What you have to do: Write out the listing below again, precisely as it is given.

Entries:
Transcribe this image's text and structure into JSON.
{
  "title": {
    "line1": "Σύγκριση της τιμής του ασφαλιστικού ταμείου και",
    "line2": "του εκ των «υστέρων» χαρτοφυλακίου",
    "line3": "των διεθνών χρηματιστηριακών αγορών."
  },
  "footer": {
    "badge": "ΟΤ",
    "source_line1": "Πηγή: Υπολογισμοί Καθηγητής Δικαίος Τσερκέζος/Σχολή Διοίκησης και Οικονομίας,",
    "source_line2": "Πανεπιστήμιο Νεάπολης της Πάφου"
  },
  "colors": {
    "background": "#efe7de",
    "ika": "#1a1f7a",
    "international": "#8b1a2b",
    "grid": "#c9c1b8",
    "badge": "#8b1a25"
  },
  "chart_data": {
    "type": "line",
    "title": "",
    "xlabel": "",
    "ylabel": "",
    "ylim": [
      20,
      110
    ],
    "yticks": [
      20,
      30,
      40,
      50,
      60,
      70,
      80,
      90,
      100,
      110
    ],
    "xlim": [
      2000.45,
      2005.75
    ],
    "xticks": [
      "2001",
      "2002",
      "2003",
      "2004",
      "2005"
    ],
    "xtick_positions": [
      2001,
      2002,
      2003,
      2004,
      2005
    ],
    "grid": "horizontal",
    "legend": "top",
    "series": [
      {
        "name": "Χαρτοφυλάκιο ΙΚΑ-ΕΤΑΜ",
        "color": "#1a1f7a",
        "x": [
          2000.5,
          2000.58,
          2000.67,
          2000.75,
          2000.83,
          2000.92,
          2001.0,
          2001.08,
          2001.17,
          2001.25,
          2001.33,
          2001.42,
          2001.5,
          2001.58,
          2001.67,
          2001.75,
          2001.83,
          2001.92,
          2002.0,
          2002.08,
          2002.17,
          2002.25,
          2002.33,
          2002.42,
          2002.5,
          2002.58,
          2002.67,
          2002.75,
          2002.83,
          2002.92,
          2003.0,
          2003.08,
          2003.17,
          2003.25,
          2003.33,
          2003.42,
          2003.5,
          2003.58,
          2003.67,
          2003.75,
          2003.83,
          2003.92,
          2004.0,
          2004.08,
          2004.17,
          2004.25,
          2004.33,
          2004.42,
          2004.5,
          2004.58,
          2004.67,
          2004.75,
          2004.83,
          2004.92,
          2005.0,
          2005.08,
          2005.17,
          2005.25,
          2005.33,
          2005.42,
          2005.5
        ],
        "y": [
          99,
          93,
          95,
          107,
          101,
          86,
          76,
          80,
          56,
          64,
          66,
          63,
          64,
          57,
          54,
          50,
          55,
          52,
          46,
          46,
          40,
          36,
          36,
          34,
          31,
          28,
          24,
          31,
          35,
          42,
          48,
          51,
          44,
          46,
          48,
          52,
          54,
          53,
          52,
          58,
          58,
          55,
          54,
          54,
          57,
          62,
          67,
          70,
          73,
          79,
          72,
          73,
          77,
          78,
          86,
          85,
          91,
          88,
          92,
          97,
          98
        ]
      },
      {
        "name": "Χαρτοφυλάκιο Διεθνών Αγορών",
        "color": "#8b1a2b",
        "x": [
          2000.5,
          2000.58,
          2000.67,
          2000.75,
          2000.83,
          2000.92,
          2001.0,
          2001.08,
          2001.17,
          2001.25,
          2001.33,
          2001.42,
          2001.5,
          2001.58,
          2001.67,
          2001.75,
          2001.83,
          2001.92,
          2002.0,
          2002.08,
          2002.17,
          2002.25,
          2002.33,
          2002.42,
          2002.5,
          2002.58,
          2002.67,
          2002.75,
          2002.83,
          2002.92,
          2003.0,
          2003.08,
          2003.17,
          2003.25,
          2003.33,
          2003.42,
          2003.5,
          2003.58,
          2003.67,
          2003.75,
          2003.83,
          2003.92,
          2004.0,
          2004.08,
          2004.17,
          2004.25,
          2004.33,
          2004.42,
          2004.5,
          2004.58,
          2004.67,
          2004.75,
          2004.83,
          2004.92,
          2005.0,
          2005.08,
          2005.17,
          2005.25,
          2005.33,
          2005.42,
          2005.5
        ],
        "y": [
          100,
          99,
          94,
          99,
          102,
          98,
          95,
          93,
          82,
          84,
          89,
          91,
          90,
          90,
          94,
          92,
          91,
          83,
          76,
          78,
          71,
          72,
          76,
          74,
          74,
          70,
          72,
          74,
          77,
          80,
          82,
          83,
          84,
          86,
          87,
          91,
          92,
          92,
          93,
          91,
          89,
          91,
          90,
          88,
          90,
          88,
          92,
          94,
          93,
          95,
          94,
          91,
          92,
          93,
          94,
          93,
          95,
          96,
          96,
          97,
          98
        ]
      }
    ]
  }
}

Answer below:
Transcribe this image's text and structure into JSON.
{
  "title": {
    "line1": "Σύγκριση της τιμής του ασφαλιστικού ταμείου και",
    "line2": "του εκ των «υστέρων» χαρτοφυλακίου",
    "line3": "των διεθνών χρηματιστηριακών αγορών."
  },
  "footer": {
    "badge": "ΟΤ",
    "source_line1": "Πηγή: Υπολογισμοί Καθηγητής Δικαίος Τσερκέζος/Σχολή Διοίκησης και Οικονομίας,",
    "source_line2": "Πανεπιστήμιο Νεάπολης της Πάφου"
  },
  "colors": {
    "background": "#efe7de",
    "ika": "#1a1f7a",
    "international": "#8b1a2b",
    "grid": "#c9c1b8",
    "badge": "#8b1a25"
  },
  "chart_data": {
    "type": "line",
    "title": "",
    "xlabel": "",
    "ylabel": "",
    "ylim": [
      20,
      110
    ],
    "yticks": [
      20,
      30,
      40,
      50,
      60,
      70,
      80,
      90,
      100,
      110
    ],
    "xlim": [
      2000.45,
      2005.75
    ],
    "xticks": [
      "2001",
      "2002",
      "2003",
      "2004",
      "2005"
    ],
    "xtick_positions": [
      2001,
      2002,
      2003,
      2004,
      2005
    ],
    "grid": "horizontal",
    "legend": "top",
    "series": [
      {
        "name": "Χαρτοφυλάκιο ΙΚΑ-ΕΤΑΜ",
        "color": "#1a1f7a",
        "x": [
          2000.5,
          2000.58,
          2000.67,
          2000.75,
          2000.83,
          2000.92,
          2001.0,
          2001.08,
          2001.17,
          2001.25,
          2001.33,
          2001.42,
          2001.5,
          2001.58,
          2001.67,
          2001.75,
          2001.83,
          2001.92,
          2002.0,
          2002.08,
          2002.17,
          2002.25,
          2002.33,
          2002.42,
          2002.5,
          2002.58,
          2002.67,
          2002.75,
          2002.83,
          2002.92,
          2003.0,
          2003.08,
          2003.17,
          2003.25,
          2003.33,
          2003.42,
          2003.5,
          2003.58,
          2003.67,
          2003.75,
          2003.83,
          2003.92,
          2004.0,
          2004.08,
          2004.17,
          2004.25,
          2004.33,
          2004.42,
          2004.5,
          2004.58,
          2004.67,
          2004.75,
          2004.83,
          2004.92,
          2005.0,
          2005.08,
          2005.17,
          2005.25,
          2005.33,
          2005.42,
          2005.5
        ],
        "y": [
          99,
          93,
          95,
          107,
          101,
          86,
          76,
          80,
          56,
          64,
          66,
          63,
          64,
          57,
          54,
          50,
          55,
          52,
          46,
          46,
          40,
          36,
          36,
          34,
          31,
          28,
          24,
          31,
          35,
          42,
          48,
          51,
          44,
          46,
          48,
          52,
          54,
          53,
          52,
          58,
          58,
          55,
          54,
          54,
          57,
          62,
          67,
          70,
          73,
          79,
          72,
          73,
          77,
          78,
          86,
          85,
          91,
          88,
          92,
          97,
          98
        ]
      },
      {
        "name": "Χαρτοφυλάκιο Διεθνών Αγορών",
        "color": "#8b1a2b",
        "x": [
          2000.5,
          2000.58,
          2000.67,
          2000.75,
          2000.83,
          2000.92,
          2001.0,
          2001.08,
          2001.17,
          2001.25,
          2001.33,
          2001.42,
          2001.5,
          2001.58,
          2001.67,
          2001.75,
          2001.83,
          2001.92,
          2002.0,
          2002.08,
          2002.17,
          2002.25,
          2002.33,
          2002.42,
          2002.5,
          2002.58,
          2002.67,
          2002.75,
          2002.83,
          2002.92,
          2003.0,
          2003.08,
          2003.17,
          2003.25,
          2003.33,
          2003.42,
          2003.5,
          2003.58,
          2003.67,
          2003.75,
          2003.83,
          2003.92,
          2004.0,
          2004.08,
          2004.17,
          2004.25,
          2004.33,
          2004.42,
          2004.5,
          2004.58,
          2004.67,
          2004.75,
          2004.83,
          2004.92,
          2005.0,
          2005.08,
          2005.17,
          2005.25,
          2005.33,
          2005.42,
          2005.5
        ],
        "y": [
          100,
          99,
          94,
          99,
          102,
          98,
          95,
          93,
          82,
          84,
          89,
          91,
          90,
          90,
          94,
          92,
          91,
          83,
          76,
          78,
          71,
          72,
          76,
          74,
          74,
          70,
          72,
          74,
          77,
          80,
          82,
          83,
          84,
          86,
          87,
          91,
          92,
          92,
          93,
          91,
          89,
          91,
          90,
          88,
          90,
          88,
          92,
          94,
          93,
          95,
          94,
          91,
          92,
          93,
          94,
          93,
          95,
          96,
          96,
          97,
          98
        ]
      }
    ]
  }
}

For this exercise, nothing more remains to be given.